Your task. What follows is a set of records; restate each one word for word and drop the pictures.

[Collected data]
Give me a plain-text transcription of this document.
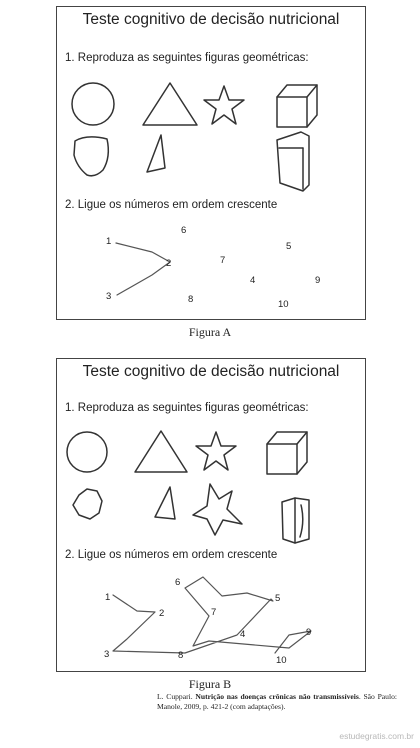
Teste cognitivo de decisão nutricional
1. Reproduza as seguintes figuras geométricas:
2. Ligue os números em ordem crescente
1
2
3
4
5
6
7
8
9
10
Figura A
Teste cognitivo de decisão nutricional
1. Reproduza as seguintes figuras geométricas:
2. Ligue os números em ordem crescente
1
2
3
4
5
6
7
8
9
10
Figura B
L. Cuppari. Nutrição nas doenças crônicas não transmissíveis. São Paulo: Manole, 2009, p. 421-2 (com adaptações).
estudegratis.com.br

Complete answer.
Give me a plain-text transcription of this document.
Teste cognitivo de decisão nutricional
1. Reproduza as seguintes figuras geométricas:
2. Ligue os números em ordem crescente
1
2
3
4
5
6
7
8
9
10
Figura A
Teste cognitivo de decisão nutricional
1. Reproduza as seguintes figuras geométricas:
2. Ligue os números em ordem crescente
1
2
3
4
5
6
7
8
9
10
Figura B
L. Cuppari. Nutrição nas doenças crônicas não transmissíveis. São Paulo: Manole, 2009, p. 421-2 (com adaptações).
estudegratis.com.br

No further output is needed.